## Dataset excerpts
>> Begin

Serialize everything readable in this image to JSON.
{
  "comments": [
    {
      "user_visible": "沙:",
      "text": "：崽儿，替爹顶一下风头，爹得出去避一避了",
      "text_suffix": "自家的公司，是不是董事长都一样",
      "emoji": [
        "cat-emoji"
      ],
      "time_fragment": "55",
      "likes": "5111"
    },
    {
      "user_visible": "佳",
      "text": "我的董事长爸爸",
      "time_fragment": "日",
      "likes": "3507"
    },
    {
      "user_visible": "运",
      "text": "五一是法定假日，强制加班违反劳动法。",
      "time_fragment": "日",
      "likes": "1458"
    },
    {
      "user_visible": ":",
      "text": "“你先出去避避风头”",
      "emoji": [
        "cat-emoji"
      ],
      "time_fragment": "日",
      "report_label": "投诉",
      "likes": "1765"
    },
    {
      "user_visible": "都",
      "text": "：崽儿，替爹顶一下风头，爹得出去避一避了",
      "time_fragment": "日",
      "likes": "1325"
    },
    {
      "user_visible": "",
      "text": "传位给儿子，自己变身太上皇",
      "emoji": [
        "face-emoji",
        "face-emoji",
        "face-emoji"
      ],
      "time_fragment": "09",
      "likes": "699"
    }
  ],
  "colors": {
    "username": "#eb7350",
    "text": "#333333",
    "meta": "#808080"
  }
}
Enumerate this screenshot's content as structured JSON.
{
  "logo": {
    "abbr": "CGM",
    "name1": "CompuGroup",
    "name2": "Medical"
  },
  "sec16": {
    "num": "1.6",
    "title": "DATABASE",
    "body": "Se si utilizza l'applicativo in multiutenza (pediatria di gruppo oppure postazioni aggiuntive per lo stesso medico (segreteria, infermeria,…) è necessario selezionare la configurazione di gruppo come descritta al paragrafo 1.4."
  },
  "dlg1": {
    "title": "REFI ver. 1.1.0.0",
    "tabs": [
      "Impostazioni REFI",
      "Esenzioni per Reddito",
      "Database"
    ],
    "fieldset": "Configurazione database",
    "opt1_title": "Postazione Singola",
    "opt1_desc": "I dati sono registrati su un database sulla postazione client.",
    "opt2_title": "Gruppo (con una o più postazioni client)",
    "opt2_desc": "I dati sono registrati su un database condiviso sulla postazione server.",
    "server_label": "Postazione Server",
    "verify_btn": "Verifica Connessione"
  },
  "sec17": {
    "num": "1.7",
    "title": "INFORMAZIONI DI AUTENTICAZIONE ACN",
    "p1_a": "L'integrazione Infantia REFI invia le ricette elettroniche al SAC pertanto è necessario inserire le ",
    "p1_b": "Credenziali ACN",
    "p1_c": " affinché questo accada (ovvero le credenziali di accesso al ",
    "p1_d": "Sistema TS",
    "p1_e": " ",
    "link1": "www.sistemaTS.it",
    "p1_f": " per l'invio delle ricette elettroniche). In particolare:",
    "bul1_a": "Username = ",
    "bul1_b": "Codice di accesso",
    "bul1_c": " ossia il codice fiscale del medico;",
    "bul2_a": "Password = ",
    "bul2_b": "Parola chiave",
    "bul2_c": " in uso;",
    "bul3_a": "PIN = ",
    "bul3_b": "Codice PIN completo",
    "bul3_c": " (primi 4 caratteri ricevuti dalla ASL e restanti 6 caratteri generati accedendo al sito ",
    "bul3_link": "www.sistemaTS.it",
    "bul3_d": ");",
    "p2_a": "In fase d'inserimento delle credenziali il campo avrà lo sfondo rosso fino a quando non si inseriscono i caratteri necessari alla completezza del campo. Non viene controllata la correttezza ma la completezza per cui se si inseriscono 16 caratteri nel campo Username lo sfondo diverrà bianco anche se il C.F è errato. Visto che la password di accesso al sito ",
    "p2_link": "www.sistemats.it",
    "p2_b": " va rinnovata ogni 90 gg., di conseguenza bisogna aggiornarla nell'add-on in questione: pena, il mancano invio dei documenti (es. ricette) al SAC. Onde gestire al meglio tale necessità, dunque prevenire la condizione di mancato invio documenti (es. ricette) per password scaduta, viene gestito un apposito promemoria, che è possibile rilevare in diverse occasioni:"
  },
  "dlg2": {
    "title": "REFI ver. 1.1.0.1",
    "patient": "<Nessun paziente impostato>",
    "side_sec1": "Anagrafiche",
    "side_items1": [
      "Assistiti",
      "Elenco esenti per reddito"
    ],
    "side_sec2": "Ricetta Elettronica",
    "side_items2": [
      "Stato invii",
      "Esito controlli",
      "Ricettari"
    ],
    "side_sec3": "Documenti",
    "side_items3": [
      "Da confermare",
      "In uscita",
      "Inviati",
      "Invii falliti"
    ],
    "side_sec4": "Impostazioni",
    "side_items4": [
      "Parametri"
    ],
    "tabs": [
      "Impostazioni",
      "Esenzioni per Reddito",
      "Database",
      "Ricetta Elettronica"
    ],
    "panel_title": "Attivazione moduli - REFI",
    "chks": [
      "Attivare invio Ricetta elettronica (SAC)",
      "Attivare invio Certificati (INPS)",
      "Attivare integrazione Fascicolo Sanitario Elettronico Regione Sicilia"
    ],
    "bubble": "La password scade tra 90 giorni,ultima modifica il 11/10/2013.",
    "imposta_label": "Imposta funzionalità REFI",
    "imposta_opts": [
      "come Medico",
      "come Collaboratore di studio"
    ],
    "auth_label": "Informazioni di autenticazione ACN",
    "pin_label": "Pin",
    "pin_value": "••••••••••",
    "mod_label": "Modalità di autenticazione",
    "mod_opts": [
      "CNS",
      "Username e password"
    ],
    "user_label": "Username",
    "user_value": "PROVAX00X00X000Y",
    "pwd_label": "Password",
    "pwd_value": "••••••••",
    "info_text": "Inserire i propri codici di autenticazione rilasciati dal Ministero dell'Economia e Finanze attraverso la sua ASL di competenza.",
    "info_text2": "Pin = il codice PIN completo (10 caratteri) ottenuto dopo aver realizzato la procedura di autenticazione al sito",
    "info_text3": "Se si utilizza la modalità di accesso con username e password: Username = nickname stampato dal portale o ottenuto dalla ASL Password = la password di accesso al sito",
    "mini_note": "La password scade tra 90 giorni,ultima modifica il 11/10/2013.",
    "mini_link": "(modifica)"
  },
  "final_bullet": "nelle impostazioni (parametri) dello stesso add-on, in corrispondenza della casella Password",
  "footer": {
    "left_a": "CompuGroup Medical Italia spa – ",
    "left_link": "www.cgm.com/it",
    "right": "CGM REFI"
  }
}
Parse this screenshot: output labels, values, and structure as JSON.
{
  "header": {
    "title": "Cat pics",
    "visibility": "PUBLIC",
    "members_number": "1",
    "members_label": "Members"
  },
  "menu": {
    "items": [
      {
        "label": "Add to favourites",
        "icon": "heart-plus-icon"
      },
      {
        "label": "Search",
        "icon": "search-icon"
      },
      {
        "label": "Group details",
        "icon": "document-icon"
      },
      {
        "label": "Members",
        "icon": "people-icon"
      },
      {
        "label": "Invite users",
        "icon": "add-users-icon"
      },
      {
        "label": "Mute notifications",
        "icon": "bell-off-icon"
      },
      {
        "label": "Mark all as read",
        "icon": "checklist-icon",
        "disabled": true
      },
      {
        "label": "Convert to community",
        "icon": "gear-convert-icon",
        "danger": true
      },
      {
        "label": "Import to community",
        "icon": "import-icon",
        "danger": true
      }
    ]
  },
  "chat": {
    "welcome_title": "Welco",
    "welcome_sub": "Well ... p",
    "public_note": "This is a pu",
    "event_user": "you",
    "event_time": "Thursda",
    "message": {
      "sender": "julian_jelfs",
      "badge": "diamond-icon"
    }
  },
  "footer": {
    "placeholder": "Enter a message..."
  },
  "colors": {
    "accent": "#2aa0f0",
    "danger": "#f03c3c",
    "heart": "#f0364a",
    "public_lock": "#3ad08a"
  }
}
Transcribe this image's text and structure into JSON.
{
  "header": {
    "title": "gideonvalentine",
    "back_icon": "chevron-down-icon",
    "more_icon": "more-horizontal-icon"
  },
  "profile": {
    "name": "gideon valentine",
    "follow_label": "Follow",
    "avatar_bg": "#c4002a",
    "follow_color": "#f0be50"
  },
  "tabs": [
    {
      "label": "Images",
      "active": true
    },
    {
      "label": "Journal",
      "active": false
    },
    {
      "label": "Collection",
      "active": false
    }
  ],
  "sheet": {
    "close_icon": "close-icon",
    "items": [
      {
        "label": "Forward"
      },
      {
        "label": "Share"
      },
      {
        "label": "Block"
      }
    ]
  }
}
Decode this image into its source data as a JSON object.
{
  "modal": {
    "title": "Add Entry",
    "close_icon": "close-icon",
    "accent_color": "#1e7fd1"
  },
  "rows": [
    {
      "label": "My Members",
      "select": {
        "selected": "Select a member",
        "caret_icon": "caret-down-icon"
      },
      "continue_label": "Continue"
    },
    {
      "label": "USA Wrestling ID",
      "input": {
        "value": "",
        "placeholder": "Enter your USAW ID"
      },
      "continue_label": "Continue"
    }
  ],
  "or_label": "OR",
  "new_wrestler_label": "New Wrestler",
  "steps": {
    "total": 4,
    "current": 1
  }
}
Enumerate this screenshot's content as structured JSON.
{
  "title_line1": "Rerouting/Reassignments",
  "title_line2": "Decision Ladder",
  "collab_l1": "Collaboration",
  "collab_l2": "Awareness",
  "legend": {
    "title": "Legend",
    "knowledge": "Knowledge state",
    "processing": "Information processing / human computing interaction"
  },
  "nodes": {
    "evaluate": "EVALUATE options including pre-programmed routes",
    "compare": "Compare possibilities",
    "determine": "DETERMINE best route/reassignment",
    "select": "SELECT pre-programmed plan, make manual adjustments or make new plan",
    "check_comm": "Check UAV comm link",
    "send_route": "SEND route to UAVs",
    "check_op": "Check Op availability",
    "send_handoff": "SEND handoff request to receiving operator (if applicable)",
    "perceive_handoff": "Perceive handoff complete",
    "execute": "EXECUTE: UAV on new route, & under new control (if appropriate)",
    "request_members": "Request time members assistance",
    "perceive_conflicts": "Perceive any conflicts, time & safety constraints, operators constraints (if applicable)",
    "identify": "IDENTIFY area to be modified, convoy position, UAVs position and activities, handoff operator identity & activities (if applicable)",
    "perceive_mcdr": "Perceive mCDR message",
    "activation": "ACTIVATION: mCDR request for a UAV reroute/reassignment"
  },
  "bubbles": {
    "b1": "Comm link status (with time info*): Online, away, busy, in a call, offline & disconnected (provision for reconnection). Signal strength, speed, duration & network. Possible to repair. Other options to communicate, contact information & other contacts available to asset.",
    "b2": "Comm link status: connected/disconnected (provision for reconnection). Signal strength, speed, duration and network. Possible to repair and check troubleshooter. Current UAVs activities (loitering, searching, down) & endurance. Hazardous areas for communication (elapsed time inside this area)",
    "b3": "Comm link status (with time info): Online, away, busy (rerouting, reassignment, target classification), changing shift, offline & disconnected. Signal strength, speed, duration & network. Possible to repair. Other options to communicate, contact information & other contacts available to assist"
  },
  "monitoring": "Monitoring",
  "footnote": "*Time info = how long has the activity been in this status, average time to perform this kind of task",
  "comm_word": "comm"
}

>> End

## EXERCISE PROMPT
Copy, from the material above, each line in which the string "registrati" occurs.

## TASK RESPONSE
    "opt1_desc": "I dati sono registrati su un database sulla postazione client.",
    "opt2_desc": "I dati sono registrati su un database condiviso sulla postazione server.",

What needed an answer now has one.